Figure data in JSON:
-- Begin --

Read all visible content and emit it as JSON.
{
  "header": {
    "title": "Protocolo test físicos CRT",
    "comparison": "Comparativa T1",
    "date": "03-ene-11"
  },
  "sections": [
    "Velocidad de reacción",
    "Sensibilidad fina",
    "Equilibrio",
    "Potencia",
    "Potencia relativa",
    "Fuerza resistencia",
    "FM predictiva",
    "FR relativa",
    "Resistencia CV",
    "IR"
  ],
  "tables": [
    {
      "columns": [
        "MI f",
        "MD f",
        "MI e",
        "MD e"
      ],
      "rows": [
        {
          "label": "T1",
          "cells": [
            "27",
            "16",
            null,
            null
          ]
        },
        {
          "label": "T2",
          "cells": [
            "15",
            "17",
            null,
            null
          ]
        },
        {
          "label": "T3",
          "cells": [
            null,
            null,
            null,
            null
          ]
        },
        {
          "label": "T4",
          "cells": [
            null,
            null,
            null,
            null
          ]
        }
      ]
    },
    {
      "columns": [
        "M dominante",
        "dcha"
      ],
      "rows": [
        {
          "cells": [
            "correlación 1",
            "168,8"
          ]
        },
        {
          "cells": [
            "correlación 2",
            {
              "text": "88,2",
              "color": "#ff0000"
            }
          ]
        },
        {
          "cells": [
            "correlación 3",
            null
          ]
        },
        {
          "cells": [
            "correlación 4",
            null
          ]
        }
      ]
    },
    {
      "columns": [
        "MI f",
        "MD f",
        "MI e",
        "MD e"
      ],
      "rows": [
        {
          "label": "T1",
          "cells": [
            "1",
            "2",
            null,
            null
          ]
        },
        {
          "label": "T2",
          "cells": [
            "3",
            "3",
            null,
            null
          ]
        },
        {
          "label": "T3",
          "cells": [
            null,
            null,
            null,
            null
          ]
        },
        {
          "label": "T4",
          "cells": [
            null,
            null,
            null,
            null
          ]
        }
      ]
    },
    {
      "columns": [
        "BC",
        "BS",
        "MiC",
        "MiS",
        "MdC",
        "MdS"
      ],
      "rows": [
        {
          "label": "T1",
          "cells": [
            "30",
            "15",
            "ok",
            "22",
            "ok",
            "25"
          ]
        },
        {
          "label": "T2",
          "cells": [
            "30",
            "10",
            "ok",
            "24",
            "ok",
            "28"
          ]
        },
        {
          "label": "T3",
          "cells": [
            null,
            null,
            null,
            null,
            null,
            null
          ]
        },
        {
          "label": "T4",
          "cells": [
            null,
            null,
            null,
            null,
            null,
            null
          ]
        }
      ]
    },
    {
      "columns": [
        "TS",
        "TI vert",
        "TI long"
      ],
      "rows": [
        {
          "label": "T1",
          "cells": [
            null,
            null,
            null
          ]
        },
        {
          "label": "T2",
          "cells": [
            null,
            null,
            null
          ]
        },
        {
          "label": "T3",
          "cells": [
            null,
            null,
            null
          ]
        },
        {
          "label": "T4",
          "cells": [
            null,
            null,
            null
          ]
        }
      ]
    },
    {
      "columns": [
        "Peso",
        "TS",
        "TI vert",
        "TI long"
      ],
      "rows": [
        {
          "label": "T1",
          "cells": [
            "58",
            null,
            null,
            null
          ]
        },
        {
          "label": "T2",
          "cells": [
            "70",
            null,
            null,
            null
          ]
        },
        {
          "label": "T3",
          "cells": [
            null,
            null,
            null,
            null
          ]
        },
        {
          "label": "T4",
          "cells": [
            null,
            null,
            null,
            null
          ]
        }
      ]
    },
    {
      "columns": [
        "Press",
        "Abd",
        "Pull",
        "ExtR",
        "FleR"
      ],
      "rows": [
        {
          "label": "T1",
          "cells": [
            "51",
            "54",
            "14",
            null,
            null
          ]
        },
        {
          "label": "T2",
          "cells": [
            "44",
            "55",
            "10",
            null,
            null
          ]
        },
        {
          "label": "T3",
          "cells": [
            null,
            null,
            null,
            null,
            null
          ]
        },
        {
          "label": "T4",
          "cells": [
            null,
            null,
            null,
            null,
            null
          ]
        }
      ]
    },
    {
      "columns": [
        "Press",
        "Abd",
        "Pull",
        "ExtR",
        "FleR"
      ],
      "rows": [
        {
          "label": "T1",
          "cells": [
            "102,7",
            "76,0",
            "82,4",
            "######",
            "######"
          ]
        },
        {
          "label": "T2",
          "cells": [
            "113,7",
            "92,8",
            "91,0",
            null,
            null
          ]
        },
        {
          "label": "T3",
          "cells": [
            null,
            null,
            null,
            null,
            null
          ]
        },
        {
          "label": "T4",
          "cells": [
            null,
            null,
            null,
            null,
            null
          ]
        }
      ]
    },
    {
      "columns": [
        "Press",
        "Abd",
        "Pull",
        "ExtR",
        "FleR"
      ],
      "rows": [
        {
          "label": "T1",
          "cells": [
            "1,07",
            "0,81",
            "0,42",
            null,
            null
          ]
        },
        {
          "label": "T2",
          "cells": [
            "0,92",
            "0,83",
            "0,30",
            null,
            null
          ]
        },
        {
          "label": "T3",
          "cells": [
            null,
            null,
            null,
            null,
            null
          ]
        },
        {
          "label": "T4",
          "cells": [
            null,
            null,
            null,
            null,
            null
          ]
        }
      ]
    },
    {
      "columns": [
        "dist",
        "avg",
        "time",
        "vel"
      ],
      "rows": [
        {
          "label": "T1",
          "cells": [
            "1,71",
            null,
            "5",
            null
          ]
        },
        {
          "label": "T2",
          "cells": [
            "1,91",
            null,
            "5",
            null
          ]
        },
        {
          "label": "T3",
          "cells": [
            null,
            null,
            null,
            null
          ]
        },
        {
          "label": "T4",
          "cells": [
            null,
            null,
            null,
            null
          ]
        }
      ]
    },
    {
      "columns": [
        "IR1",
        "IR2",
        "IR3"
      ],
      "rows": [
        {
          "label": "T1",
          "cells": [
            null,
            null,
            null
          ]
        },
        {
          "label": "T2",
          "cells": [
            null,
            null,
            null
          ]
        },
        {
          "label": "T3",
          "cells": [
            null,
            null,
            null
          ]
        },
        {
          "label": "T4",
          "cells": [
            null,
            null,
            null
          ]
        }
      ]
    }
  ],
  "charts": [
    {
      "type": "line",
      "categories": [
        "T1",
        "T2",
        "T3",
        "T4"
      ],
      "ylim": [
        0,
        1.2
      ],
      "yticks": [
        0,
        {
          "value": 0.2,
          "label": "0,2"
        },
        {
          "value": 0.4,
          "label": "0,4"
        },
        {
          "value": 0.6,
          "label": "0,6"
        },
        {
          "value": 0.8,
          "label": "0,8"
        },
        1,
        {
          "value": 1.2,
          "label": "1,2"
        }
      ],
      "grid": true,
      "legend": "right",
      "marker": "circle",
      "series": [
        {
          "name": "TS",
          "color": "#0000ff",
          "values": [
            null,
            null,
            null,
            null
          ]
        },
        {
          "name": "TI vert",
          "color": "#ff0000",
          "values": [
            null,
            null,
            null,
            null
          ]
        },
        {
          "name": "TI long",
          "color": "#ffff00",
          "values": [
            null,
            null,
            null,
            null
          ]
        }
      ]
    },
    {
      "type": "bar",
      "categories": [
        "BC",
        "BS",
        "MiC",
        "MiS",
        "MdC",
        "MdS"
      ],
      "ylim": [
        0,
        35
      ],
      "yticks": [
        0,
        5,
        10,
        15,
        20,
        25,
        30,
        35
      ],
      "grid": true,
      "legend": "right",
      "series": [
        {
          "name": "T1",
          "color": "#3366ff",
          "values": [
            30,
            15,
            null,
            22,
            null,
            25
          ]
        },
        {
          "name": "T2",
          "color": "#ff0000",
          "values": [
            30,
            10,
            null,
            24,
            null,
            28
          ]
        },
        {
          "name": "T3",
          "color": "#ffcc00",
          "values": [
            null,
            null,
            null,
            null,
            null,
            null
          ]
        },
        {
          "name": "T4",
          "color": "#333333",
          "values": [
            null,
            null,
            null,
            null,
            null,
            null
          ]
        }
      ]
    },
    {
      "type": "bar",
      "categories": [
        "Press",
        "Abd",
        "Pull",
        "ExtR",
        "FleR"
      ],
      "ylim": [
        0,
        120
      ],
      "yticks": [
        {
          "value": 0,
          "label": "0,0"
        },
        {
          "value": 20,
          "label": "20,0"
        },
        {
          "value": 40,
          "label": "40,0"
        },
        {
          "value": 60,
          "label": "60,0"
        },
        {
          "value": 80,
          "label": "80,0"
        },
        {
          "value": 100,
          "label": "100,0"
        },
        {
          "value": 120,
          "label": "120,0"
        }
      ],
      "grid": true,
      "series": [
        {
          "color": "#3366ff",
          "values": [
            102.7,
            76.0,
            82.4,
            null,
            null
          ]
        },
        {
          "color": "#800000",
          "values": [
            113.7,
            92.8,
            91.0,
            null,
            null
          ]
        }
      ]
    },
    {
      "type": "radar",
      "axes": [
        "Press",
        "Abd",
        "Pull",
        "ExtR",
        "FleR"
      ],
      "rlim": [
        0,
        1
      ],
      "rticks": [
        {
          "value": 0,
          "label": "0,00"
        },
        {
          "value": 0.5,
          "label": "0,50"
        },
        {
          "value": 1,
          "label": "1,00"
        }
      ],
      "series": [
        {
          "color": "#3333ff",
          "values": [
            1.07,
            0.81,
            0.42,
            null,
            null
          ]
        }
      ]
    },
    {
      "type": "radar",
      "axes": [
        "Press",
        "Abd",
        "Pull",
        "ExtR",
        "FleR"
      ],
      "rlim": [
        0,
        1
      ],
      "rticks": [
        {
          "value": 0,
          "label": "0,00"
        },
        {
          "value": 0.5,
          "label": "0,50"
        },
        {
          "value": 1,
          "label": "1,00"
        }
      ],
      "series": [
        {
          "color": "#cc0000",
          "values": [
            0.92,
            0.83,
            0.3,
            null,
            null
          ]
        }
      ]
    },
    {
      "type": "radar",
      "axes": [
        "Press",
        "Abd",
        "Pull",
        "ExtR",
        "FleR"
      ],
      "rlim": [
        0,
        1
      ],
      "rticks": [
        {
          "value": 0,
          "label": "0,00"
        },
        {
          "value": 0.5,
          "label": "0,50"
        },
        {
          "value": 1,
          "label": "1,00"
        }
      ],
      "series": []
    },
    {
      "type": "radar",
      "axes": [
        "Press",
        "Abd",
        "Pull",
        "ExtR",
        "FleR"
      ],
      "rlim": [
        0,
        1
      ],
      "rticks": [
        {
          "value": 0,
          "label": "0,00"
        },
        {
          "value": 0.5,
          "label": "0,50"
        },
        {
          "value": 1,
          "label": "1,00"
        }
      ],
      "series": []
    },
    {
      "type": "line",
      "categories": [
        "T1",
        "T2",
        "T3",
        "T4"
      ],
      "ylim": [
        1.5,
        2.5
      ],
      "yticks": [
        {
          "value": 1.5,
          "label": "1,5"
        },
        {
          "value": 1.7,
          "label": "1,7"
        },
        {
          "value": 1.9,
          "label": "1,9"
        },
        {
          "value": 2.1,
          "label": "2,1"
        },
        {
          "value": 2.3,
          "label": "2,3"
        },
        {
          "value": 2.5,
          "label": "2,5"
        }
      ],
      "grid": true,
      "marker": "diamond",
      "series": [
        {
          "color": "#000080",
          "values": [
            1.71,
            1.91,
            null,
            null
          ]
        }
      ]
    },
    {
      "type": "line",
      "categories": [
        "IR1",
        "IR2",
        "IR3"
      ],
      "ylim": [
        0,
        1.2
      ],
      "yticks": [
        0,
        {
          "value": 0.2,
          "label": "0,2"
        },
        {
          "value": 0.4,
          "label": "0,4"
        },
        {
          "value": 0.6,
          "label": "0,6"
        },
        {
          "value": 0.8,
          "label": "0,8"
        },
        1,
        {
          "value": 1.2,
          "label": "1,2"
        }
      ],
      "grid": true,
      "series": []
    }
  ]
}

-- End --

**STATED PROBLEM**
Pull every line containing "name" from the material above.

**ANSWER**
          "name": "TS",
          "name": "TI vert",
          "name": "TI long",
          "name": "T1",
          "name": "T2",
          "name": "T3",
          "name": "T4",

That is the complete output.